--- Entries ---

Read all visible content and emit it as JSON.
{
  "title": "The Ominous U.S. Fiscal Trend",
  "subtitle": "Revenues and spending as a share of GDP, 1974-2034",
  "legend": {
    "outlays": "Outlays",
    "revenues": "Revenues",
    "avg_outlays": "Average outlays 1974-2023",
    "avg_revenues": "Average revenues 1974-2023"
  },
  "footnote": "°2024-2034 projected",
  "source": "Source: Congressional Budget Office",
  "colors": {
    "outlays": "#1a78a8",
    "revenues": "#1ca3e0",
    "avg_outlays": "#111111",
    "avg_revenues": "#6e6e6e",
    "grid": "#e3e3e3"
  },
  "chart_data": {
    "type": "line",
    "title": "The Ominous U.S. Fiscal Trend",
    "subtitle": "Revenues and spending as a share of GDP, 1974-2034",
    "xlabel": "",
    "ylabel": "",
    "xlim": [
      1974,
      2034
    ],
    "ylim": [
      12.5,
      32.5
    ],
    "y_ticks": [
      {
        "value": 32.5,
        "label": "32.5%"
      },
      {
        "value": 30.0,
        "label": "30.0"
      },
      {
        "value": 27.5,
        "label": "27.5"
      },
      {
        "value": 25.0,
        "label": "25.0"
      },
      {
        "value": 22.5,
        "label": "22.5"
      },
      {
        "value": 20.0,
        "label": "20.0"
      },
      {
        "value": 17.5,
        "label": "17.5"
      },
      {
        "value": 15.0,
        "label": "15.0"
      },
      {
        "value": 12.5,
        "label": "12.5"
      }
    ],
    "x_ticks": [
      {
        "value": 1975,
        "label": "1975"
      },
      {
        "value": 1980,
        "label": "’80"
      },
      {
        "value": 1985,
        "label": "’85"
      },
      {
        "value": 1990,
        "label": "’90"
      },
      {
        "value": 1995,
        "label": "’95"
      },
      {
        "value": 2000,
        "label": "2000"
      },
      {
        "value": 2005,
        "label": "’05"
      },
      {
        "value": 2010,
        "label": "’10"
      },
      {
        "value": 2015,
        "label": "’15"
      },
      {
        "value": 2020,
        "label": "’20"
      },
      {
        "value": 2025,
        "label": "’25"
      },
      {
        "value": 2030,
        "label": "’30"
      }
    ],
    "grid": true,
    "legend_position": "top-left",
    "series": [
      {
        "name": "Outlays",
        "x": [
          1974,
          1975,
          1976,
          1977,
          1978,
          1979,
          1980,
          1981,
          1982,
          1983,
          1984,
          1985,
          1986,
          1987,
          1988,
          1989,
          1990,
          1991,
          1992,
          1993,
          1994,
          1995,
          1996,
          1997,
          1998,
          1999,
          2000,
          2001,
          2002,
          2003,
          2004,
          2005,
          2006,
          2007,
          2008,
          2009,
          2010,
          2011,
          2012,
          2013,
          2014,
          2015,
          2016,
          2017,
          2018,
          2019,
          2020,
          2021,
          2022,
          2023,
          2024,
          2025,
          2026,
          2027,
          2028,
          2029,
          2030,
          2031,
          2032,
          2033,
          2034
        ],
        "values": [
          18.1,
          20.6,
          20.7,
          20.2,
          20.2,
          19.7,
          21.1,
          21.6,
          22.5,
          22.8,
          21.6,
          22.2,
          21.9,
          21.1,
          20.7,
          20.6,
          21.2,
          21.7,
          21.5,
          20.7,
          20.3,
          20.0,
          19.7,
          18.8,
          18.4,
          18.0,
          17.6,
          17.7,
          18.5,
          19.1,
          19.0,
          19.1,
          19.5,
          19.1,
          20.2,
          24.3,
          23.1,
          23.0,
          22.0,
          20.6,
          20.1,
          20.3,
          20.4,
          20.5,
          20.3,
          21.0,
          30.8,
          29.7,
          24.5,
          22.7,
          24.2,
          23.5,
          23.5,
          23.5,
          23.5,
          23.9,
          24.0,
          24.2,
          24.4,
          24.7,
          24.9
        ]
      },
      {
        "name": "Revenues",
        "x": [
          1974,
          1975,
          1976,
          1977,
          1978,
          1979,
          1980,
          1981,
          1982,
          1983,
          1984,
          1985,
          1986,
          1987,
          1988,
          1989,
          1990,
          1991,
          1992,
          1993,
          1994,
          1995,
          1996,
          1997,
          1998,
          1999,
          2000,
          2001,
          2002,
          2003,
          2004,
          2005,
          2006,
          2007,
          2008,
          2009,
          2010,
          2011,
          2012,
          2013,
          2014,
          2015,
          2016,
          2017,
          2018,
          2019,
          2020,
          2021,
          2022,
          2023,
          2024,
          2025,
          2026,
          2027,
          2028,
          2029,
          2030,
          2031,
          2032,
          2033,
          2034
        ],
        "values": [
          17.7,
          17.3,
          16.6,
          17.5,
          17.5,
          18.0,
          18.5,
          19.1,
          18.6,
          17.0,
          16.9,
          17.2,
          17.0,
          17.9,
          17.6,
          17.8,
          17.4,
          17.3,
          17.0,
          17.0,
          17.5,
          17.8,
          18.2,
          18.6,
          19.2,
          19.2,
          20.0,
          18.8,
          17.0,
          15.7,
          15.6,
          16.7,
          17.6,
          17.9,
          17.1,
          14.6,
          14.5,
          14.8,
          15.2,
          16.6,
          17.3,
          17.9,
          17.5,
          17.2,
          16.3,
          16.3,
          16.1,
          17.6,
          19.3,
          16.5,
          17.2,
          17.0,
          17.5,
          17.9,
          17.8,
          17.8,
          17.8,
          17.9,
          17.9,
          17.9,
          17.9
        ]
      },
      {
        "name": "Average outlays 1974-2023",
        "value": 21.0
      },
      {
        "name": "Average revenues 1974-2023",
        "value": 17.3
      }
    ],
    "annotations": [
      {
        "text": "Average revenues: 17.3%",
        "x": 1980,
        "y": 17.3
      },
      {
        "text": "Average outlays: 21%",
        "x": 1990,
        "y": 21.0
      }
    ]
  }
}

---

▸ Task to complete: Your answer should be a single number: the count of lines holding the word "text".

▸ Task answer: 2